Problem requirements: Tally all lines containing the word "检验报告专用章". Give the number alone.

--- --- ---

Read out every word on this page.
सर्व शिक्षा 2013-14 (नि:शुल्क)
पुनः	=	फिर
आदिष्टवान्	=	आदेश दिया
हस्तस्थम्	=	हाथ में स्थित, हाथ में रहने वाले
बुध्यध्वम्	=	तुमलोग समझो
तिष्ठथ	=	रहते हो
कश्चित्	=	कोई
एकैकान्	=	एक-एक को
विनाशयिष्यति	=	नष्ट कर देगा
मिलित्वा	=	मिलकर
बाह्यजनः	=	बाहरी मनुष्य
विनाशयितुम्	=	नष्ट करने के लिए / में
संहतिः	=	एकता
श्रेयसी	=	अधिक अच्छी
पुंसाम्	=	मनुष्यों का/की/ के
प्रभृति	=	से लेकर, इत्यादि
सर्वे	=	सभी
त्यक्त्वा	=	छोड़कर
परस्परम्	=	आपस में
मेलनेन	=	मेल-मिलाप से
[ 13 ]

--- --- ---

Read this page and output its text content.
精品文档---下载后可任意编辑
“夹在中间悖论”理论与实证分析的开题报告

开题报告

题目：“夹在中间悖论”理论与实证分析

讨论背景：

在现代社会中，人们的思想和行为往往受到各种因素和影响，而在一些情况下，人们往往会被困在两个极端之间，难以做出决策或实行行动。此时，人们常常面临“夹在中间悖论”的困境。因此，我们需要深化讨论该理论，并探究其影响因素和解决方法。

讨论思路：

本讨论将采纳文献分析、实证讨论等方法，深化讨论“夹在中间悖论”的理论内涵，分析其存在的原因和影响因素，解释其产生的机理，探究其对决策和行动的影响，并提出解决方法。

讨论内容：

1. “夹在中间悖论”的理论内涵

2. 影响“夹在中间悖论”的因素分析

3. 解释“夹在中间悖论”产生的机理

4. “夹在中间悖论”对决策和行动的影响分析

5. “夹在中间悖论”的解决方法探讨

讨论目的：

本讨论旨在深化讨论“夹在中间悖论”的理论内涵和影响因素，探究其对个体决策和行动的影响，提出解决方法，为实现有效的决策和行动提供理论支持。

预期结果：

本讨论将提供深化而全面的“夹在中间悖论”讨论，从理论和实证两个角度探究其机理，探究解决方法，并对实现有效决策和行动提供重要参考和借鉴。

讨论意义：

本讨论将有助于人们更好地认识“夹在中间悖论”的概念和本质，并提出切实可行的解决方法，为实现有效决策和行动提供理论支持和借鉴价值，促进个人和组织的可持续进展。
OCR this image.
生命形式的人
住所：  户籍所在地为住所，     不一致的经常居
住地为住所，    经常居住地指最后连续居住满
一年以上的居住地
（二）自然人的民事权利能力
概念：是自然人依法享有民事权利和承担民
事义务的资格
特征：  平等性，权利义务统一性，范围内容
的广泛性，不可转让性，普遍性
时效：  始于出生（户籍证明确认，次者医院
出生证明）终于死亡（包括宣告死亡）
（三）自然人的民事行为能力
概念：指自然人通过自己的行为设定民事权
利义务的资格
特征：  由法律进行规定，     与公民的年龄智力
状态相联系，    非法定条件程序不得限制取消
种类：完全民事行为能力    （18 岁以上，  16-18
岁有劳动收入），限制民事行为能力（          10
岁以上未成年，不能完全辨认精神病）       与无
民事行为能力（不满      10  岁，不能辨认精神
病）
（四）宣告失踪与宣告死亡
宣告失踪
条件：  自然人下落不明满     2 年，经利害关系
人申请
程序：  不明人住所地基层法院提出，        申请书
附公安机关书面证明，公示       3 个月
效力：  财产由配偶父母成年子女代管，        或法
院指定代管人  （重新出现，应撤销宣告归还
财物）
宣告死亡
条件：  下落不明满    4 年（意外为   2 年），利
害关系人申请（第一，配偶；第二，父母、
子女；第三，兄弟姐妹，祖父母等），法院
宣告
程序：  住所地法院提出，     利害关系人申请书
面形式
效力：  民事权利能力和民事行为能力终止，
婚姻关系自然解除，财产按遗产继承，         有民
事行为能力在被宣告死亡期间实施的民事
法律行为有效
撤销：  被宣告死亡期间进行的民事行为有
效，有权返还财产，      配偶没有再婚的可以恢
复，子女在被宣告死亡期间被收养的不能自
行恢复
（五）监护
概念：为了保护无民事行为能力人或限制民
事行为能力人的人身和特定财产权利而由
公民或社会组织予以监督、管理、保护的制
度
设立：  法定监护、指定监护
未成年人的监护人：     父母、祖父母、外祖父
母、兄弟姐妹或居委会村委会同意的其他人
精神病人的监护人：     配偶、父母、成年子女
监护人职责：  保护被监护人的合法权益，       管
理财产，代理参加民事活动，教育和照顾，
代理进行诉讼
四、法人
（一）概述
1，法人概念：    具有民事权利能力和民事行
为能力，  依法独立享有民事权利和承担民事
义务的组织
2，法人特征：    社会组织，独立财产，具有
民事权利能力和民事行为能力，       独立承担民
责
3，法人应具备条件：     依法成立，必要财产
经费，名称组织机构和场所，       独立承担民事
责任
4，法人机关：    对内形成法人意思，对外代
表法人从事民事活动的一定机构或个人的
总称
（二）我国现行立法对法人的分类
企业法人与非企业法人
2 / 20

--- --- ---

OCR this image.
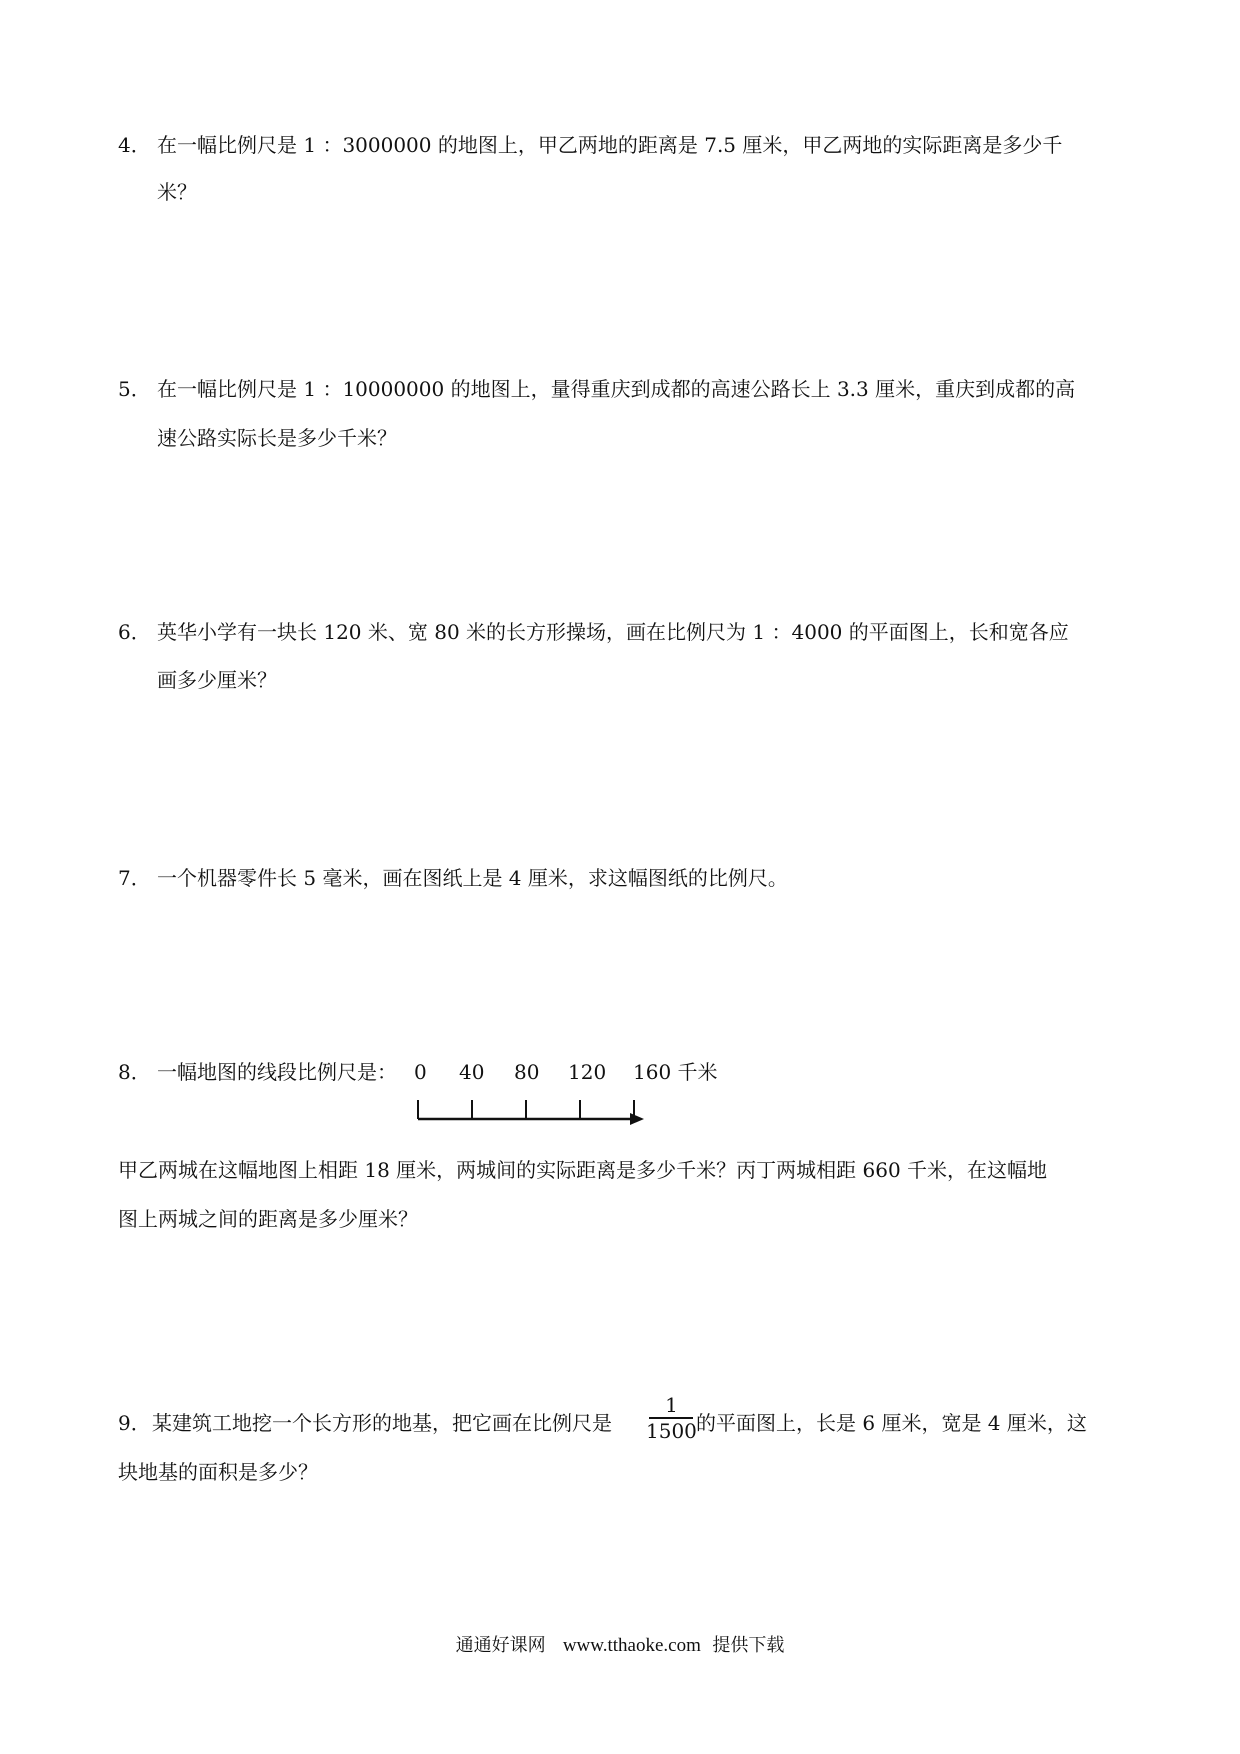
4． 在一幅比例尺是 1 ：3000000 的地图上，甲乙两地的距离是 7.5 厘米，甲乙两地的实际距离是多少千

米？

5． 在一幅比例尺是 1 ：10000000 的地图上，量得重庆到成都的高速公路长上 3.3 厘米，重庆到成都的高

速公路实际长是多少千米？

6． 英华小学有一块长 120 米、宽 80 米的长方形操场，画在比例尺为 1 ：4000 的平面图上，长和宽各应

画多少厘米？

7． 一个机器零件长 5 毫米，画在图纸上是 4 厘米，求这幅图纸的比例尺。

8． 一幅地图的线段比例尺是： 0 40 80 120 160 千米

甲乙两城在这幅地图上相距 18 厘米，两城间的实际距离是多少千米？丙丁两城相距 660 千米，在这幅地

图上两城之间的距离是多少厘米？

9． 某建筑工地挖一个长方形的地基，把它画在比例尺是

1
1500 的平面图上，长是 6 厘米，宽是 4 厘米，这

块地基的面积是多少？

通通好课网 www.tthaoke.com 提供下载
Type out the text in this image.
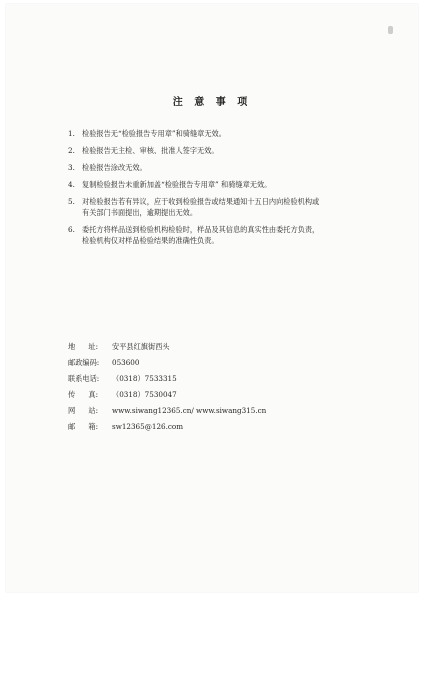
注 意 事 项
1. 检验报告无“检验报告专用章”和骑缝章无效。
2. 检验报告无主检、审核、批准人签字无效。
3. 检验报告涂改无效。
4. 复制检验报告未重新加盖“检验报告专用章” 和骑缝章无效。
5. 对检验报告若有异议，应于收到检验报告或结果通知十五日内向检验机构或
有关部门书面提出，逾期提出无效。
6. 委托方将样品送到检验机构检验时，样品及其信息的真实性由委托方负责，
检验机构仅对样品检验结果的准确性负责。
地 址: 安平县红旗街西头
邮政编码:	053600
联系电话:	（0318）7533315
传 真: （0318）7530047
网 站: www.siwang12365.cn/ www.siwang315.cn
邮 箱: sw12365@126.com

--- --- ---

Task result: 2